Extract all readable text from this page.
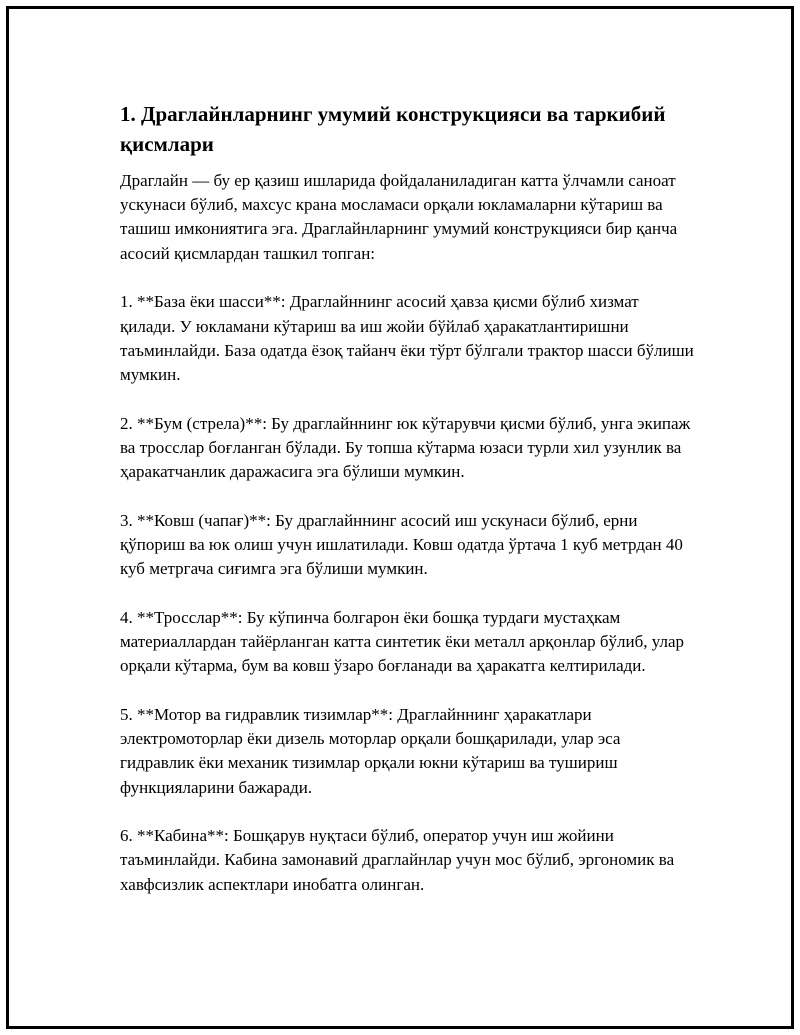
1. Драглайнларнинг умумий конструкцияси ва таркибий қисмлари

Драглайн — бу ер қазиш ишларида фойдаланиладиган катта ўлчамли саноат ускунаси бўлиб, махсус крана мосламаси орқали юкламаларни кўтариш ва ташиш имкониятига эга. Драглайнларнинг умумий конструкцияси бир қанча асосий қисмлардан ташкил топган:

1. **База ёки шасси**: Драглайннинг асосий ҳавза қисми бўлиб хизмат қилади. У юкламани кўтариш ва иш жойи бўйлаб ҳаракатлантиришни таъминлайди. База одатда ёзоқ тайанч ёки тўрт бўлгали трактор шасси бўлиши мумкин.

2. **Бум (стрела)**: Бу драглайннинг юк кўтарувчи қисми бўлиб, унга экипаж ва тросслар боғланган бўлади. Бу топша кўтарма юзаси турли хил узунлик ва ҳаракатчанлик даражасига эга бўлиши мумкин.

3. **Ковш (чапағ)**: Бу драглайннинг асосий иш ускунаси бўлиб, ерни қўпориш ва юк олиш учун ишлатилади. Ковш одатда ўртача 1 куб метрдан 40 куб метргача сиғимга эга бўлиши мумкин.

4. **Тросслар**: Бу кўпинча болгарон ёки бошқа турдаги мустаҳкам материаллардан тайёрланган катта синтетик ёки металл арқонлар бўлиб, улар орқали кўтарма, бум ва ковш ўзаро боғланади ва ҳаракатга келтирилади.

5. **Мотор ва гидравлик тизимлар**: Драглайннинг ҳаракатлари электромоторлар ёки дизель моторлар орқали бошқарилади, улар эса гидравлик ёки механик тизимлар орқали юкни кўтариш ва тушириш функцияларини бажаради.

6. **Кабина**: Бошқарув нуқтаси бўлиб, оператор учун иш жойини таъминлайди. Кабина замонавий драглайнлар учун мос бўлиб, эргономик ва хавфсизлик аспектлари инобатга олинган.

Task brief
Copy out all of the data word for word. Do not carry over any picture.

Result for this exercise
Extract all readable text from this page.
1. Драглайнларнинг умумий конструкцияси ва таркибий қисмлари

Драглайн — бу ер қазиш ишларида фойдаланиладиган катта ўлчамли саноат ускунаси бўлиб, махсус крана мосламаси орқали юкламаларни кўтариш ва ташиш имкониятига эга. Драглайнларнинг умумий конструкцияси бир қанча асосий қисмлардан ташкил топган:

1. **База ёки шасси**: Драглайннинг асосий ҳавза қисми бўлиб хизмат қилади. У юкламани кўтариш ва иш жойи бўйлаб ҳаракатлантиришни таъминлайди. База одатда ёзоқ тайанч ёки тўрт бўлгали трактор шасси бўлиши мумкин.

2. **Бум (стрела)**: Бу драглайннинг юк кўтарувчи қисми бўлиб, унга экипаж ва тросслар боғланган бўлади. Бу топша кўтарма юзаси турли хил узунлик ва ҳаракатчанлик даражасига эга бўлиши мумкин.

3. **Ковш (чапағ)**: Бу драглайннинг асосий иш ускунаси бўлиб, ерни қўпориш ва юк олиш учун ишлатилади. Ковш одатда ўртача 1 куб метрдан 40 куб метргача сиғимга эга бўлиши мумкин.

4. **Тросслар**: Бу кўпинча болгарон ёки бошқа турдаги мустаҳкам материаллардан тайёрланган катта синтетик ёки металл арқонлар бўлиб, улар орқали кўтарма, бум ва ковш ўзаро боғланади ва ҳаракатга келтирилади.

5. **Мотор ва гидравлик тизимлар**: Драглайннинг ҳаракатлари электромоторлар ёки дизель моторлар орқали бошқарилади, улар эса гидравлик ёки механик тизимлар орқали юкни кўтариш ва тушириш функцияларини бажаради.

6. **Кабина**: Бошқарув нуқтаси бўлиб, оператор учун иш жойини таъминлайди. Кабина замонавий драглайнлар учун мос бўлиб, эргономик ва хавфсизлик аспектлари инобатга олинган.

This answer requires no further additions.